* _RECORDS FOR THIS EXERCISE_
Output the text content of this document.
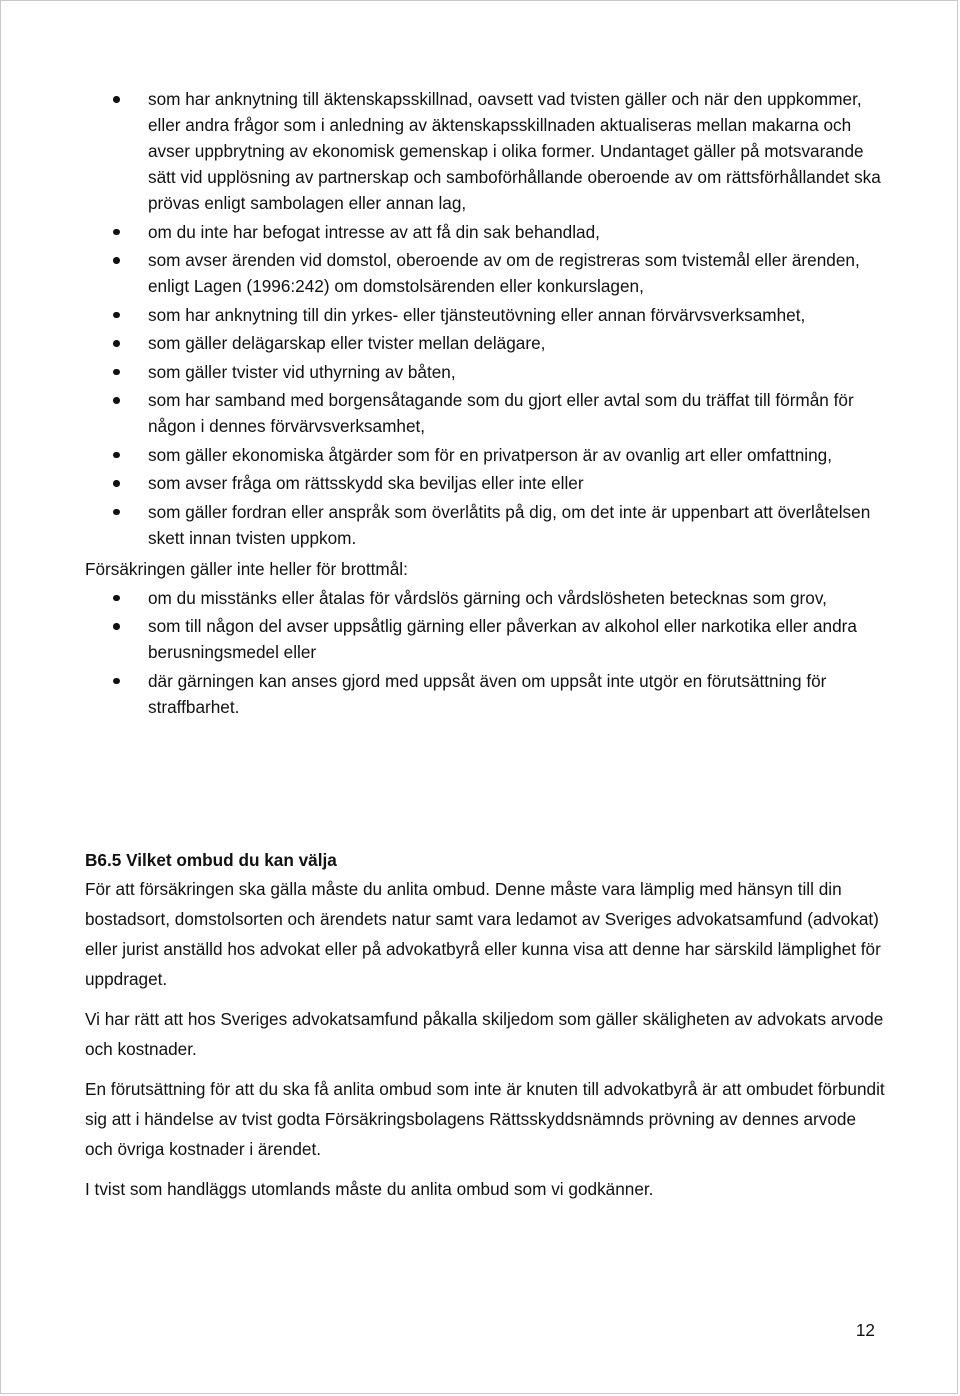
som har anknytning till äktenskapsskillnad, oavsett vad tvisten gäller och när den uppkommer, eller andra frågor som i anledning av äktenskapsskillnaden aktualiseras mellan makarna och avser uppbrytning av ekonomisk gemenskap i olika former. Undantaget gäller på motsvarande sätt vid upplösning av partnerskap och samboförhållande oberoende av om rättsförhållandet ska prövas enligt sambolagen eller annan lag,
om du inte har befogat intresse av att få din sak behandlad,
som avser ärenden vid domstol, oberoende av om de registreras som tvistemål eller ärenden, enligt Lagen (1996:242) om domstolsärenden eller konkurslagen,
som har anknytning till din yrkes- eller tjänsteutövning eller annan förvärvsverksamhet,
som gäller delägarskap eller tvister mellan delägare,
som gäller tvister vid uthyrning av båten,
som har samband med borgensåtagande som du gjort eller avtal som du träffat till förmån för någon i dennes förvärvsverksamhet,
som gäller ekonomiska åtgärder som för en privatperson är av ovanlig art eller omfattning,
som avser fråga om rättsskydd ska beviljas eller inte eller
som gäller fordran eller anspråk som överlåtits på dig, om det inte är uppenbart att överlåtelsen skett innan tvisten uppkom.

Försäkringen gäller inte heller för brottmål:

om du misstänks eller åtalas för vårdslös gärning och vårdslösheten betecknas som grov,
som till någon del avser uppsåtlig gärning eller påverkan av alkohol eller narkotika eller andra berusningsmedel eller
där gärningen kan anses gjord med uppsåt även om uppsåt inte utgör en förutsättning för straffbarhet.
B6.5 Vilket ombud du kan välja

För att försäkringen ska gälla måste du anlita ombud. Denne måste vara lämplig med hänsyn till din bostadsort, domstolsorten och ärendets natur samt vara ledamot av Sveriges advokatsamfund (advokat) eller jurist anställd hos advokat eller på advokatbyrå eller kunna visa att denne har särskild lämplighet för uppdraget.

Vi har rätt att hos Sveriges advokatsamfund påkalla skiljedom som gäller skäligheten av advokats arvode och kostnader.

En förutsättning för att du ska få anlita ombud som inte är knuten till advokatbyrå är att ombudet förbundit sig att i händelse av tvist godta Försäkringsbolagens Rättsskyddsnämnds prövning av dennes arvode och övriga kostnader i ärendet.

I tvist som handläggs utomlands måste du anlita ombud som vi godkänner.

12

* _EXERCISE GOAL_
Locate each line containing the string "anknytning" and show it.

* _FULL ANSWER_
som har anknytning till äktenskapsskillnad, oavsett vad tvisten gäller och när den uppkommer, eller andra frågor som i anledning av äktenskapsskillnaden aktualiseras mellan makarna och avser uppbrytning av ekonomisk gemenskap i olika former. Undantaget gäller på motsvarande sätt vid upplösning av partnerskap och samboförhållande oberoende av om rättsförhållandet ska prövas enligt sambolagen eller annan lag,
som har anknytning till din yrkes- eller tjänsteutövning eller annan förvärvsverksamhet,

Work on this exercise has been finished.